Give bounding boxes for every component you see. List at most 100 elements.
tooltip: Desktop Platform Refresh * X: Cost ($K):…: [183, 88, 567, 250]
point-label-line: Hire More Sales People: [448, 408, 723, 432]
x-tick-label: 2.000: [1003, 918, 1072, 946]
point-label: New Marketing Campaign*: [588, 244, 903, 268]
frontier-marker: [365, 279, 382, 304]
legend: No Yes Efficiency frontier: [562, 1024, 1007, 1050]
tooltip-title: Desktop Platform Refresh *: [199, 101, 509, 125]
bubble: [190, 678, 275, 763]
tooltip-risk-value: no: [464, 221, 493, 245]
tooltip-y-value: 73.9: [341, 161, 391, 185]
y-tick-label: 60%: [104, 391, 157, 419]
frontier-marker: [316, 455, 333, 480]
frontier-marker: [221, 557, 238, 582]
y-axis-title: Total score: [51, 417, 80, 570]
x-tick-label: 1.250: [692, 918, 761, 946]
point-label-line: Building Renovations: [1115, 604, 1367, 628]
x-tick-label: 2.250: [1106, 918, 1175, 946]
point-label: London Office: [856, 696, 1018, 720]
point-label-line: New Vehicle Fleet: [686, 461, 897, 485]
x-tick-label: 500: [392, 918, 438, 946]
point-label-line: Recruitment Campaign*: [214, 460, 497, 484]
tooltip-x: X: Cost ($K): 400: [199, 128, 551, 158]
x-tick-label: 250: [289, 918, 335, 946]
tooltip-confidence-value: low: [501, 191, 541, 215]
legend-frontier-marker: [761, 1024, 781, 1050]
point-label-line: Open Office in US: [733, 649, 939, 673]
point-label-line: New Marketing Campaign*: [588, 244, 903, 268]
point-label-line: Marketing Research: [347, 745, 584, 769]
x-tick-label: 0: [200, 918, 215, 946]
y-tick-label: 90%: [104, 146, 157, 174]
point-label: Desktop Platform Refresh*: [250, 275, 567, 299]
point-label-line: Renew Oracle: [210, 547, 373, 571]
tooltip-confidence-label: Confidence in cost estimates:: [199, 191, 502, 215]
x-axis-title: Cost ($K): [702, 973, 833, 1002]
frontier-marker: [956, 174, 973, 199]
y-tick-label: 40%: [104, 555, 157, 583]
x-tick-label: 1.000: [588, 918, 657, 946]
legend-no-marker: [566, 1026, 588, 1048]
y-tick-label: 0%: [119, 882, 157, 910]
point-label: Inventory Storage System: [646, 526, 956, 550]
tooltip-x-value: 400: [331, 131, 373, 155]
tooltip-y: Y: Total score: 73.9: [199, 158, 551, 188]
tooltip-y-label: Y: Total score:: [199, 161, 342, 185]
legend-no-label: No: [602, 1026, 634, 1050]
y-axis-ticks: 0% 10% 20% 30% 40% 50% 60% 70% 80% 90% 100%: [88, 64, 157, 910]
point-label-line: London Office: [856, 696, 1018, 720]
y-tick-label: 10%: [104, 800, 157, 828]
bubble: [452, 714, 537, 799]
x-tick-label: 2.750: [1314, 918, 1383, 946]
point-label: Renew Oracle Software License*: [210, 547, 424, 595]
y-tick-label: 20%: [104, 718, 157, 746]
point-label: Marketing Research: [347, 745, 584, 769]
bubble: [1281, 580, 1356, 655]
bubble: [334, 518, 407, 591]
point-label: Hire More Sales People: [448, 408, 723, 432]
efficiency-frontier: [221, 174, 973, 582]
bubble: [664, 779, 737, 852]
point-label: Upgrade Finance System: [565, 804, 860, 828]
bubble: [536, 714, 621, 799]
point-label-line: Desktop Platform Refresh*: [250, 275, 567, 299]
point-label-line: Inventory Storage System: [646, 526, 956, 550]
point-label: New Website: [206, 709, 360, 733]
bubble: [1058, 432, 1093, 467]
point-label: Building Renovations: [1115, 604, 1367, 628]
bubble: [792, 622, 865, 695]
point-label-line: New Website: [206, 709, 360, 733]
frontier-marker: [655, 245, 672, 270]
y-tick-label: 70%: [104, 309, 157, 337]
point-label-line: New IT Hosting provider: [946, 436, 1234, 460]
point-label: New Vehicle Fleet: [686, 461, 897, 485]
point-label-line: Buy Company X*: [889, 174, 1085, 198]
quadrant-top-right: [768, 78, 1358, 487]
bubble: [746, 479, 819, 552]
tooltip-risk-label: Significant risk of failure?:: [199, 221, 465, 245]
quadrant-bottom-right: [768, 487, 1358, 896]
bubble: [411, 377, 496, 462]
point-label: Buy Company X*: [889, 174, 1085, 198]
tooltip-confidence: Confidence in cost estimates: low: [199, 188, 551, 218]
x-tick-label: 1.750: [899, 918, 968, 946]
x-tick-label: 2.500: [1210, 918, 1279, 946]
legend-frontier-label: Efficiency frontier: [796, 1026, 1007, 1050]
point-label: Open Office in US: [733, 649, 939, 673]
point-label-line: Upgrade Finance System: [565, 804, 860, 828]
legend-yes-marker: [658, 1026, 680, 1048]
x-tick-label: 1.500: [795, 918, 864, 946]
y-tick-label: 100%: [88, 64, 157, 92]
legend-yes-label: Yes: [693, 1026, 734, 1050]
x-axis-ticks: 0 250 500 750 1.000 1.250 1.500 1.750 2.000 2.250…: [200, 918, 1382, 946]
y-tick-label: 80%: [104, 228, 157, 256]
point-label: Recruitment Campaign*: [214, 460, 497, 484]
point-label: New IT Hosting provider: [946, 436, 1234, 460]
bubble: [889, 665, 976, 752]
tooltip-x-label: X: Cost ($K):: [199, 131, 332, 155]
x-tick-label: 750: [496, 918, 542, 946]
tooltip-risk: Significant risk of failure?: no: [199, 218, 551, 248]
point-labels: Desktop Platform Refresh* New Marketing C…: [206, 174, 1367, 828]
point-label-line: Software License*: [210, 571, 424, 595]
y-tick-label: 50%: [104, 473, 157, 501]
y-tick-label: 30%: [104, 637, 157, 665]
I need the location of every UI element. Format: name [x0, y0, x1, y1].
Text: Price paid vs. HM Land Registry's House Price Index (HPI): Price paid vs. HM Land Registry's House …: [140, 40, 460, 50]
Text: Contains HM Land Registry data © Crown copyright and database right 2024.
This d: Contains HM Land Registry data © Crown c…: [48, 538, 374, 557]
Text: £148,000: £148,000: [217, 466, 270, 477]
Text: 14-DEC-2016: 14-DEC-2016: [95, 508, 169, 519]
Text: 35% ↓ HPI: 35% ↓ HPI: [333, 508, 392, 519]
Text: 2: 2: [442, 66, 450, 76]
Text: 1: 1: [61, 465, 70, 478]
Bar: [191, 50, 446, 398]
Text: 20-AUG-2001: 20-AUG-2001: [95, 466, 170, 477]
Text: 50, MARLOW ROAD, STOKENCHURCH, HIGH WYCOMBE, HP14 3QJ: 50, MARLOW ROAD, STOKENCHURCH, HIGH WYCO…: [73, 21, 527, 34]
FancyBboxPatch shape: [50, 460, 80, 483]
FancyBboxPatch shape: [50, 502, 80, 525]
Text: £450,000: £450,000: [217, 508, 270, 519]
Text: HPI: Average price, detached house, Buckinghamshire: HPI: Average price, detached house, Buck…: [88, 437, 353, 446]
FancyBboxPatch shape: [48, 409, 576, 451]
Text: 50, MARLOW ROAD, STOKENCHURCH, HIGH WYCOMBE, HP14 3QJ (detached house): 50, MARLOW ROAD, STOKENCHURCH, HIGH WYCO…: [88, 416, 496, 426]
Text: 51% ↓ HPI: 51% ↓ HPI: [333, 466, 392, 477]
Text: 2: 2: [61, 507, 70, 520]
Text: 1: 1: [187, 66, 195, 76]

::::::::

Show every line of the records that contains the string "Renovations", matching case exactly.

=== SOLUTION TO THE EXERCISE ===
point-label-line: Building Renovations: [1115, 604, 1367, 628]
point-label: Building Renovations: [1115, 604, 1367, 628]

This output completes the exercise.